■ **SET EXERCISE**:
Convert the items from the first line up to and including the line with "Detect and localize" into a Markdown table with the columns Row and Line, one item line per row, leaving out any blank lines.
-- START OF EXTRACTED ENTRIES --
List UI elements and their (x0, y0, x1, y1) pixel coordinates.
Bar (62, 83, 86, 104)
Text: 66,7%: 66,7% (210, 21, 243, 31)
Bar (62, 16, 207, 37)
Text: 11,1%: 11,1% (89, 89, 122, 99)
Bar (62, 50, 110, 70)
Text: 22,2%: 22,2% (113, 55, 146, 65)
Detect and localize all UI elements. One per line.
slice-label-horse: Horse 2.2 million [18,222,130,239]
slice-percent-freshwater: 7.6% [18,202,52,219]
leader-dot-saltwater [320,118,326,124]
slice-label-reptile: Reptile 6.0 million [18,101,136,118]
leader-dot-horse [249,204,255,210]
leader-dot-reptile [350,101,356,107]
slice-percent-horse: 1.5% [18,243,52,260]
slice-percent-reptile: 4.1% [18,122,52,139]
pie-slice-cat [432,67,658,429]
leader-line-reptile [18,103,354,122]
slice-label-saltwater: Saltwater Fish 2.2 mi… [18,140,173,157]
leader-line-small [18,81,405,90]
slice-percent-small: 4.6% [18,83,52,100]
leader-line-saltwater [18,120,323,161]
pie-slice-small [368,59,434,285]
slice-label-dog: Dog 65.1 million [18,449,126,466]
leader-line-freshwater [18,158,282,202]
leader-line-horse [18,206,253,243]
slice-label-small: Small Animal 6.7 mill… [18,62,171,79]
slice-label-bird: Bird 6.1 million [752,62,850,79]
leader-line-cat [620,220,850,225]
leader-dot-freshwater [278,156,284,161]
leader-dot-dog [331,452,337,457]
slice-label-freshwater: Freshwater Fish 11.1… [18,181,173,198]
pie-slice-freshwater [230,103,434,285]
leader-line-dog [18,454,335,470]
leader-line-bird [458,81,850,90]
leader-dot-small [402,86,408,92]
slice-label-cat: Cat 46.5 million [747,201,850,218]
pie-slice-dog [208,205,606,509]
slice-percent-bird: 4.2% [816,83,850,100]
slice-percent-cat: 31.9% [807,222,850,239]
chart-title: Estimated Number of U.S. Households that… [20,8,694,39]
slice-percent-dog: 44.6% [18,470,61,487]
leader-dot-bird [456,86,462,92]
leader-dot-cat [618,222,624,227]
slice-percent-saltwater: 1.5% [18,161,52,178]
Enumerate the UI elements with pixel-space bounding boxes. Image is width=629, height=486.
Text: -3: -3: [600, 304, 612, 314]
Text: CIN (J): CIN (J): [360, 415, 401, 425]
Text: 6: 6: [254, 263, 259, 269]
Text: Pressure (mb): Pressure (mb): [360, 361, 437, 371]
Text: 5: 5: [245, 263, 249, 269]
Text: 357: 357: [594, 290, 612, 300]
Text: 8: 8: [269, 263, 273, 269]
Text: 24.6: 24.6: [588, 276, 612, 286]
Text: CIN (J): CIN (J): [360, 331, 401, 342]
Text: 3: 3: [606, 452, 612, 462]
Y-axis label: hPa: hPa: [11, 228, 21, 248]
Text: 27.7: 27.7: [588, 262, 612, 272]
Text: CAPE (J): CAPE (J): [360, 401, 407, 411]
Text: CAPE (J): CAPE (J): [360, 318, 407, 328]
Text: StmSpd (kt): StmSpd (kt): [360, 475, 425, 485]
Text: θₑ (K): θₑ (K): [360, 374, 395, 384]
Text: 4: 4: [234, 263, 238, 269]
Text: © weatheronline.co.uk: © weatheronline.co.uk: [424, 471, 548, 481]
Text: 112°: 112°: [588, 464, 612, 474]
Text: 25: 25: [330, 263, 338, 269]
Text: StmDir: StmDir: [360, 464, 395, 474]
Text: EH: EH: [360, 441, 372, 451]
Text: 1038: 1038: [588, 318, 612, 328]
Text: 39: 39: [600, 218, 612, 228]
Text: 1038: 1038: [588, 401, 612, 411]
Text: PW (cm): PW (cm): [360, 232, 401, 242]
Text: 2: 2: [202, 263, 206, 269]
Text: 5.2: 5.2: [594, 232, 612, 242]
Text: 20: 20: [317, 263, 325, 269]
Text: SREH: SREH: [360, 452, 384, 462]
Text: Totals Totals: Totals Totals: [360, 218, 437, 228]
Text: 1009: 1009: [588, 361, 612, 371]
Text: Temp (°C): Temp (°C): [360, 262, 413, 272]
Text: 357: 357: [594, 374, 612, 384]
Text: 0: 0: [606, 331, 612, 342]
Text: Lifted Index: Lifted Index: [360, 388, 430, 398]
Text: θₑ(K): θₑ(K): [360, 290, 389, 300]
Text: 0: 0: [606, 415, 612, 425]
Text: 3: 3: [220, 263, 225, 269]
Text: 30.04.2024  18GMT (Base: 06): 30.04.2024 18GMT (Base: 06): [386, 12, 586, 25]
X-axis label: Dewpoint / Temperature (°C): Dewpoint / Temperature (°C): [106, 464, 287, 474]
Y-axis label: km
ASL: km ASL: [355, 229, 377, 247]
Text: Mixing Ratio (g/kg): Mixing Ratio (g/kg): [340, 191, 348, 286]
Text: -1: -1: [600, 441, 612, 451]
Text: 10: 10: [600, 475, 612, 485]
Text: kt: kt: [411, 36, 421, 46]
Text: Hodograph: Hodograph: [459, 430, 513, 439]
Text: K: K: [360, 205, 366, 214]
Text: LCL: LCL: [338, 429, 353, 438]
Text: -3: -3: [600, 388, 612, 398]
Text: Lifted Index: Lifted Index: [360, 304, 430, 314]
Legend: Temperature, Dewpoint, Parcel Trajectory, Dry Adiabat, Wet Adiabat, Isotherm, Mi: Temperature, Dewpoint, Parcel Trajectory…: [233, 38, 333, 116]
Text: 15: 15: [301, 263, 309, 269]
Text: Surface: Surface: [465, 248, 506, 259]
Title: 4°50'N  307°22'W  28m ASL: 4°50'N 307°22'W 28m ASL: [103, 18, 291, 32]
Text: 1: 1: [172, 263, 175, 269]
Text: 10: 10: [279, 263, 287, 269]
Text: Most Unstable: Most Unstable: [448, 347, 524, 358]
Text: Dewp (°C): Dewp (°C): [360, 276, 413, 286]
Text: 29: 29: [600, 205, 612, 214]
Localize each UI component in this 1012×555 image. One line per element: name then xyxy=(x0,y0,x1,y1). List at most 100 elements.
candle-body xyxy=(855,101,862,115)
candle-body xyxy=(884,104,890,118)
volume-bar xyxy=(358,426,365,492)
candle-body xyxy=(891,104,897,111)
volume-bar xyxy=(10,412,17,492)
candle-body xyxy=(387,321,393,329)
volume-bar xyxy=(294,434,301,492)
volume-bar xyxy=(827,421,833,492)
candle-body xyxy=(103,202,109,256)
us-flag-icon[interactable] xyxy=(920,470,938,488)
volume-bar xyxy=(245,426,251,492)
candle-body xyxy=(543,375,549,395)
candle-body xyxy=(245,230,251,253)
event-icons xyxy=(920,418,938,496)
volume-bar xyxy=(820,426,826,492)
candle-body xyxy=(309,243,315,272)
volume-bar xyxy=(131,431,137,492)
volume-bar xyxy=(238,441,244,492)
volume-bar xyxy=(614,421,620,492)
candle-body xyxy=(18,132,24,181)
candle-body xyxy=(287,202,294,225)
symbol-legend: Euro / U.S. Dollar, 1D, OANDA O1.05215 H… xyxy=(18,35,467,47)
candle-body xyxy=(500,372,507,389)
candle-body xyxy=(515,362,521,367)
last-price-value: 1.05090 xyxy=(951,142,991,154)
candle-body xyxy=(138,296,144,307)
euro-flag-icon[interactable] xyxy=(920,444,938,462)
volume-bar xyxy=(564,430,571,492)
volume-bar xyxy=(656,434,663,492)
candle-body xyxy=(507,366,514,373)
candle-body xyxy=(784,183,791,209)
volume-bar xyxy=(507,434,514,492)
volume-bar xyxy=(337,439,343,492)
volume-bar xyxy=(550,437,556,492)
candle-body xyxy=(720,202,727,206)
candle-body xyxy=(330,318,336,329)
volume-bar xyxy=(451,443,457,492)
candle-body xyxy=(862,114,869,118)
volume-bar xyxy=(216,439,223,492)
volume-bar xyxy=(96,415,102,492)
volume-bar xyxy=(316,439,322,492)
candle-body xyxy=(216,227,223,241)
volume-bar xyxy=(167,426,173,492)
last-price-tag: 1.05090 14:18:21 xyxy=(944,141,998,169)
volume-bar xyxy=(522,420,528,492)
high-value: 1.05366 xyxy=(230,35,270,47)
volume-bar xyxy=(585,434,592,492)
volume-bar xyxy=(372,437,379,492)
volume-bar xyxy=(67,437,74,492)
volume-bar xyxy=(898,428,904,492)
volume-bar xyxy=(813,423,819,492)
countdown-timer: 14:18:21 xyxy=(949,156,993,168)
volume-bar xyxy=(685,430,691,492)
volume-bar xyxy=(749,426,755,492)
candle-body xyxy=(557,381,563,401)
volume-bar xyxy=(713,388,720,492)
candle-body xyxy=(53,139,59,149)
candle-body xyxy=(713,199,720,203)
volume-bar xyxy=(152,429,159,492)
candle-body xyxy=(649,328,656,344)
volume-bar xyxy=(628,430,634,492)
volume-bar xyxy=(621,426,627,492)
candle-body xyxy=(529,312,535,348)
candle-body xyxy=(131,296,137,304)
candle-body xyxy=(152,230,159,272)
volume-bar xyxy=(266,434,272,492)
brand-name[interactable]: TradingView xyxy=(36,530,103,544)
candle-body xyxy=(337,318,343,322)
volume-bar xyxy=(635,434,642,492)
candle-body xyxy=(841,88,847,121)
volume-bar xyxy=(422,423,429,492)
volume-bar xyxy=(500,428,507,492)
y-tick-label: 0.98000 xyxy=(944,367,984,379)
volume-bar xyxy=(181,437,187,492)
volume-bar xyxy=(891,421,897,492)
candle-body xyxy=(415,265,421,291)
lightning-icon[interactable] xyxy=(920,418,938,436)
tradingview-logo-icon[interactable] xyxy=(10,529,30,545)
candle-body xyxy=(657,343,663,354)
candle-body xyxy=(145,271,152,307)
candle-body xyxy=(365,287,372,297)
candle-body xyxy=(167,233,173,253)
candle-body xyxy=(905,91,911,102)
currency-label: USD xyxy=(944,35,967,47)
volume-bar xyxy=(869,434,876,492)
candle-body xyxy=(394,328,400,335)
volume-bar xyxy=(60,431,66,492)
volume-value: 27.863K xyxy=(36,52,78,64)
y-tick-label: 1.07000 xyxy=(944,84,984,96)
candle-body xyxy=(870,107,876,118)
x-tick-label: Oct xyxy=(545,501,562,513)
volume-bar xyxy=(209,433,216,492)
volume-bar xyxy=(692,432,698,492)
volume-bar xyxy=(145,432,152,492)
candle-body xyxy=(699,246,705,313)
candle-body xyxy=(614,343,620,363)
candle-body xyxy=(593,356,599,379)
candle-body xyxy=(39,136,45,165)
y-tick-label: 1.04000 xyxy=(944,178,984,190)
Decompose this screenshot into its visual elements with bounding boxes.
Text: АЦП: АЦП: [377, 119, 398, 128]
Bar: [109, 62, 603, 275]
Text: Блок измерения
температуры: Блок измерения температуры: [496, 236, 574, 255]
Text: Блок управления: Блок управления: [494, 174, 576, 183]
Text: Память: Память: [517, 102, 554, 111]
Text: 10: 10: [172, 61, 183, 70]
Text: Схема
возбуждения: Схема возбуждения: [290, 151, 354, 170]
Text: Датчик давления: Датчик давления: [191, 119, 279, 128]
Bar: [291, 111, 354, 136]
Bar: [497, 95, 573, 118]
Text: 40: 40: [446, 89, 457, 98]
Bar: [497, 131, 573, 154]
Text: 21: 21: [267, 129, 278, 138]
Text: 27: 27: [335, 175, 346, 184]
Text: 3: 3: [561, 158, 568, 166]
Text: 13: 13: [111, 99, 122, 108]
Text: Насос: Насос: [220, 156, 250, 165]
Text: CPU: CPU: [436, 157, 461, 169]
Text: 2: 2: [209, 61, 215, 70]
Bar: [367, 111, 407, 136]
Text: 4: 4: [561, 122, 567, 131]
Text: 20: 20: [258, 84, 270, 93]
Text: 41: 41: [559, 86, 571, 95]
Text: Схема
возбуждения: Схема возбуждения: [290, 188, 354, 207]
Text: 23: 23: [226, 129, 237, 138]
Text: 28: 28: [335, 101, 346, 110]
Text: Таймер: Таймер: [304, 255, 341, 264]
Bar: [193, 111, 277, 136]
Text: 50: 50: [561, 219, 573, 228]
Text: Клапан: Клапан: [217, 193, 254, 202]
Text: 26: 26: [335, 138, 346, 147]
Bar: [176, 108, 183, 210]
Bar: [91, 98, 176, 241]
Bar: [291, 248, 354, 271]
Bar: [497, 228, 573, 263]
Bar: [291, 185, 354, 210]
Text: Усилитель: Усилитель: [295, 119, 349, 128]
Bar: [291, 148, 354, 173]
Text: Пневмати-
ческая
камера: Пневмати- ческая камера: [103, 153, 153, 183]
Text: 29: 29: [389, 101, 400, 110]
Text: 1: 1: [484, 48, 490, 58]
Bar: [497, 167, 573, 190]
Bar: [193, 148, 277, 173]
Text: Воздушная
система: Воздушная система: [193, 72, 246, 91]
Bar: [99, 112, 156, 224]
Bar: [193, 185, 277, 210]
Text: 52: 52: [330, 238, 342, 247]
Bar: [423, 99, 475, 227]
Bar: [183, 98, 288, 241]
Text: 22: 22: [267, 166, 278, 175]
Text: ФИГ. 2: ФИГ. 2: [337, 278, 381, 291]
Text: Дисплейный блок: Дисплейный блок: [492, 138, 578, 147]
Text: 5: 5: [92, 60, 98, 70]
-- END OF EXTRACTED ENTRIES --
■ **SOLUTION TO THIS TASK**:
| Row | Line |
|---|---|
| 1 | List UI elements and their (x0, y0, x1, y1) pixel coordinates. |
| 2 | Bar (62, 83, 86, 104) |
| 3 | Text: 66,7%: 66,7% (210, 21, 243, 31) |
| 4 | Bar (62, 16, 207, 37) |
| 5 | Text: 11,1%: 11,1% (89, 89, 122, 99) |
| 6 | Bar (62, 50, 110, 70) |
| 7 | Text: 22,2%: 22,2% (113, 55, 146, 65) |
| 8 | Detect and localize all UI elements. One per line. |